Stated problem: Find every line of the listing below where "this" appears, and copy it.
:: Provided information
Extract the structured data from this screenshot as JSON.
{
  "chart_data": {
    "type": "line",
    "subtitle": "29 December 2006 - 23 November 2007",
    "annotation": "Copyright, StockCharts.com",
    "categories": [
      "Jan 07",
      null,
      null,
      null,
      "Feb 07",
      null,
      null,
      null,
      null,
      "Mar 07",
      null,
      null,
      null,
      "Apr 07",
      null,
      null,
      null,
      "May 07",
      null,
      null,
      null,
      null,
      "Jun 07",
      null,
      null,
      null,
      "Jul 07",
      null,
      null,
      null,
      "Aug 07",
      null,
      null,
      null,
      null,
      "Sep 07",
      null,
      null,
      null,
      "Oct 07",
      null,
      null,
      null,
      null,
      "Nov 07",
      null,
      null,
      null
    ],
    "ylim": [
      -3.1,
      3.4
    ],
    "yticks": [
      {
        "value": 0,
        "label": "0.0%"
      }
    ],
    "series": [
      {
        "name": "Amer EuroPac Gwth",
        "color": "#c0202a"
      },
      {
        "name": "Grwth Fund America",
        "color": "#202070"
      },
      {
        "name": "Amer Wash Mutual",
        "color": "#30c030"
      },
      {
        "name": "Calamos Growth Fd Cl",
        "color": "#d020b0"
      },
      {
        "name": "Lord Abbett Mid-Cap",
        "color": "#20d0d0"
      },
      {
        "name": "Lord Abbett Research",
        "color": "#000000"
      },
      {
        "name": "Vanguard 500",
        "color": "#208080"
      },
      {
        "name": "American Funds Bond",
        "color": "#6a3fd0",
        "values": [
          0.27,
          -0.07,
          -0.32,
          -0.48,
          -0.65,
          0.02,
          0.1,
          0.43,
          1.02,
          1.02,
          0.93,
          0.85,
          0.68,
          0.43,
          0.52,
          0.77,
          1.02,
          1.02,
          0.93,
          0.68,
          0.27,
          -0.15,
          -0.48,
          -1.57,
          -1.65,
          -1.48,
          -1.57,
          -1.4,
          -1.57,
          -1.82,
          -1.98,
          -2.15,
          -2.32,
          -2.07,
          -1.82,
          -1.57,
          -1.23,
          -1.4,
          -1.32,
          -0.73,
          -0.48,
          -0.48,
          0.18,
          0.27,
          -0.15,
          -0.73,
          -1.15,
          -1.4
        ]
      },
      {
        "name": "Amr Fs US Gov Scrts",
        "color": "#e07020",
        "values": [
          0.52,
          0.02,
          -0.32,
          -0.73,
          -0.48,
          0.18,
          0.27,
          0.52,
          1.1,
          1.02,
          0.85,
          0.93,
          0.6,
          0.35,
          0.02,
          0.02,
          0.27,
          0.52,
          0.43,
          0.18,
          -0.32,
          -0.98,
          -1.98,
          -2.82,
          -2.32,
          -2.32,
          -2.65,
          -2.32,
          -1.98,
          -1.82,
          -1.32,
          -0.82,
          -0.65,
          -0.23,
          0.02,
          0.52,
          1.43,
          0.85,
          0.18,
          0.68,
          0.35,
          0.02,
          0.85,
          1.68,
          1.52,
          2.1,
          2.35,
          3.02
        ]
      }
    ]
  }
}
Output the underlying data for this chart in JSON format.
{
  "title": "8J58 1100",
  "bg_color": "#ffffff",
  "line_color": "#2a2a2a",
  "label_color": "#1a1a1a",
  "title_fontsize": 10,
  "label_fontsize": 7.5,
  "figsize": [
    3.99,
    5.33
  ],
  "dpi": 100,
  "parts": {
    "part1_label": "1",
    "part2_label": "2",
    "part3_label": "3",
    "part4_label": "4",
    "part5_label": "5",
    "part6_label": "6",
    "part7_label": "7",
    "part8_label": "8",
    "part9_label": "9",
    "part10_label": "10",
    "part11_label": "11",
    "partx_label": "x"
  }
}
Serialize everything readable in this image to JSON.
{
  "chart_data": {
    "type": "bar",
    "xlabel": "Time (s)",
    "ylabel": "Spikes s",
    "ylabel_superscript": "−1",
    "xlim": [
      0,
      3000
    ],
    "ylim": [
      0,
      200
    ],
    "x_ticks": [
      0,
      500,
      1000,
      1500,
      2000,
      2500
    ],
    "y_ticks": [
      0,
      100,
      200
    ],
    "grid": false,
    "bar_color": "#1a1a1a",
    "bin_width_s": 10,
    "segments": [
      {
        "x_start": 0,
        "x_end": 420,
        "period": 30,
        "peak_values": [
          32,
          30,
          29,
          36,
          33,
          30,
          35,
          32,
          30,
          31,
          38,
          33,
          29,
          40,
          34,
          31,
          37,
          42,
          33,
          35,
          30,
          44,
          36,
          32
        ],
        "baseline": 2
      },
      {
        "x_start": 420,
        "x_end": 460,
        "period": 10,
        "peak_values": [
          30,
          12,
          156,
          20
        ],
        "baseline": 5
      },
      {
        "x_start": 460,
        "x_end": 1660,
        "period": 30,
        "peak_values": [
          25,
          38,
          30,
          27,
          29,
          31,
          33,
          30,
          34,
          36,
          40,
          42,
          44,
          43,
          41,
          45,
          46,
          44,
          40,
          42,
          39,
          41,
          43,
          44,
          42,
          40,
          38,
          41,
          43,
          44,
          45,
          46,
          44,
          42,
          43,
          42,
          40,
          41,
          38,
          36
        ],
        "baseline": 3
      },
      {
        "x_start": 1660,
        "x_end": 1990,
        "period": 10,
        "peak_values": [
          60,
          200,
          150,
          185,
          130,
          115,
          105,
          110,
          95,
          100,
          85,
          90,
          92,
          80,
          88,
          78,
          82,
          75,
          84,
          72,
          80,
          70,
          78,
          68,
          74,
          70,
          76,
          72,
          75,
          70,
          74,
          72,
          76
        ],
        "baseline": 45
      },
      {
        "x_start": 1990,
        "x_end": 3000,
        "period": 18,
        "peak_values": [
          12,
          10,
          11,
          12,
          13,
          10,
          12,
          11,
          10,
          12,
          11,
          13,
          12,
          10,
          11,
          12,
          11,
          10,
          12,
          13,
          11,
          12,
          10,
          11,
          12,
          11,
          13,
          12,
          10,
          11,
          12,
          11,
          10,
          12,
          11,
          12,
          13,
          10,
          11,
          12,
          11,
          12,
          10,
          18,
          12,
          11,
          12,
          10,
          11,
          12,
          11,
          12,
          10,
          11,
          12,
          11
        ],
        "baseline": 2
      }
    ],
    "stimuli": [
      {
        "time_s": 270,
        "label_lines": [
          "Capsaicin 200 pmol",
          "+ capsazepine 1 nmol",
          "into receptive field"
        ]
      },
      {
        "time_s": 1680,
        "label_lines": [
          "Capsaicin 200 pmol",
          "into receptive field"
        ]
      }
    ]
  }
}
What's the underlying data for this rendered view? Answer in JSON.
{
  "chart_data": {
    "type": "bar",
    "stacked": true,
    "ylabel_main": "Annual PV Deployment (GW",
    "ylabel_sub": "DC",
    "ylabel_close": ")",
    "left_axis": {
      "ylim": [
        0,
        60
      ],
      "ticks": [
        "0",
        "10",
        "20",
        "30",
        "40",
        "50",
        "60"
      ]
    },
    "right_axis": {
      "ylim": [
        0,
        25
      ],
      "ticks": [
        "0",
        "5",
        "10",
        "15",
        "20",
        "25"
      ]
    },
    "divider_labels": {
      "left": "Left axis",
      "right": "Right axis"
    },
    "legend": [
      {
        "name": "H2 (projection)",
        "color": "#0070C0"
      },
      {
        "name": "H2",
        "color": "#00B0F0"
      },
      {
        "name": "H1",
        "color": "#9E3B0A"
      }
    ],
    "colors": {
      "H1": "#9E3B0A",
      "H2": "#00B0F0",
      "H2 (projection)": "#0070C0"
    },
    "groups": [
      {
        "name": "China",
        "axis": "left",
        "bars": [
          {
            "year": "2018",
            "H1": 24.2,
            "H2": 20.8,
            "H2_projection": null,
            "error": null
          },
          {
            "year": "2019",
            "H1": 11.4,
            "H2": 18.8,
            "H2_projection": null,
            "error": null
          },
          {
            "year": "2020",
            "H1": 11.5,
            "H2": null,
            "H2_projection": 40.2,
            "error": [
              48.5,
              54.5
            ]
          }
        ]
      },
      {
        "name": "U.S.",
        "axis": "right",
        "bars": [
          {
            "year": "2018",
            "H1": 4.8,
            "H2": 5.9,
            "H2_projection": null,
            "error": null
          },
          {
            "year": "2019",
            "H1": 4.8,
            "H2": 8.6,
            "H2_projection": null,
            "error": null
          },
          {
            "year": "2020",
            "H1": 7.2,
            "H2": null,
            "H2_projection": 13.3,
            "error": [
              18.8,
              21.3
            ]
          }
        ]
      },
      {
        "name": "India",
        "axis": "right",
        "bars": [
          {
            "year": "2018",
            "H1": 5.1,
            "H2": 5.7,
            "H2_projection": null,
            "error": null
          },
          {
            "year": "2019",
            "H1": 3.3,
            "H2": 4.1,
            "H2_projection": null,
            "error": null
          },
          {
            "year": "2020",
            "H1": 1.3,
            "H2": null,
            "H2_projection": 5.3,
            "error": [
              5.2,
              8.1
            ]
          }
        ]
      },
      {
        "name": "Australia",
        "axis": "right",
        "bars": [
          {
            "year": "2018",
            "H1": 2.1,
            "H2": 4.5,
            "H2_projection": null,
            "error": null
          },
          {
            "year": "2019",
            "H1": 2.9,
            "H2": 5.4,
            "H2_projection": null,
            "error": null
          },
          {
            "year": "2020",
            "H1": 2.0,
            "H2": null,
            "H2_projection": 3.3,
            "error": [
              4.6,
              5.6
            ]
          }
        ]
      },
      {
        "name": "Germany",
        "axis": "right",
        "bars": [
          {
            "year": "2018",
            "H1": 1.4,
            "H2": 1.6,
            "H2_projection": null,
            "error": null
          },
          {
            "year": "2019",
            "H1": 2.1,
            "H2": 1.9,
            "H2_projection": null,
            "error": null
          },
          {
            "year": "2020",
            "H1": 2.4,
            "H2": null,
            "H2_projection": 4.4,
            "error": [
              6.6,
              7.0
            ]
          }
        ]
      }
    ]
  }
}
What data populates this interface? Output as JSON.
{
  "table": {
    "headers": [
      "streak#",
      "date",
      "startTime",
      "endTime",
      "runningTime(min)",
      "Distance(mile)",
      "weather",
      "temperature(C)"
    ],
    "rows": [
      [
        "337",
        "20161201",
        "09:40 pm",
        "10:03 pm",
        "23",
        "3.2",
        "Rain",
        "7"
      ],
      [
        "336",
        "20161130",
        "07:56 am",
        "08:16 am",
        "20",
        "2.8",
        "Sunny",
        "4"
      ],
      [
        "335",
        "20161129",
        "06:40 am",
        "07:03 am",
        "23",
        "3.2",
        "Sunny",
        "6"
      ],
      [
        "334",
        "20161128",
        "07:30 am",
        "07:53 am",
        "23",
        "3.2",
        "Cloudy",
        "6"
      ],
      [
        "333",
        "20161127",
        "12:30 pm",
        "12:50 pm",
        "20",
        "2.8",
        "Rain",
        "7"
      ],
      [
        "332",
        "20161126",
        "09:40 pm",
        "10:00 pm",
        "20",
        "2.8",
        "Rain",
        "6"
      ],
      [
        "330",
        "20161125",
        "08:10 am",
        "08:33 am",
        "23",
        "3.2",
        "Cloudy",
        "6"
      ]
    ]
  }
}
::::
Solution:
Extract the structured data from this screenshot as JSON.
Output the underlying data for this chart in JSON format.
Serialize everything readable in this image to JSON.
What's the underlying data for this rendered view? Answer in JSON.
What data populates this interface? Output as JSON.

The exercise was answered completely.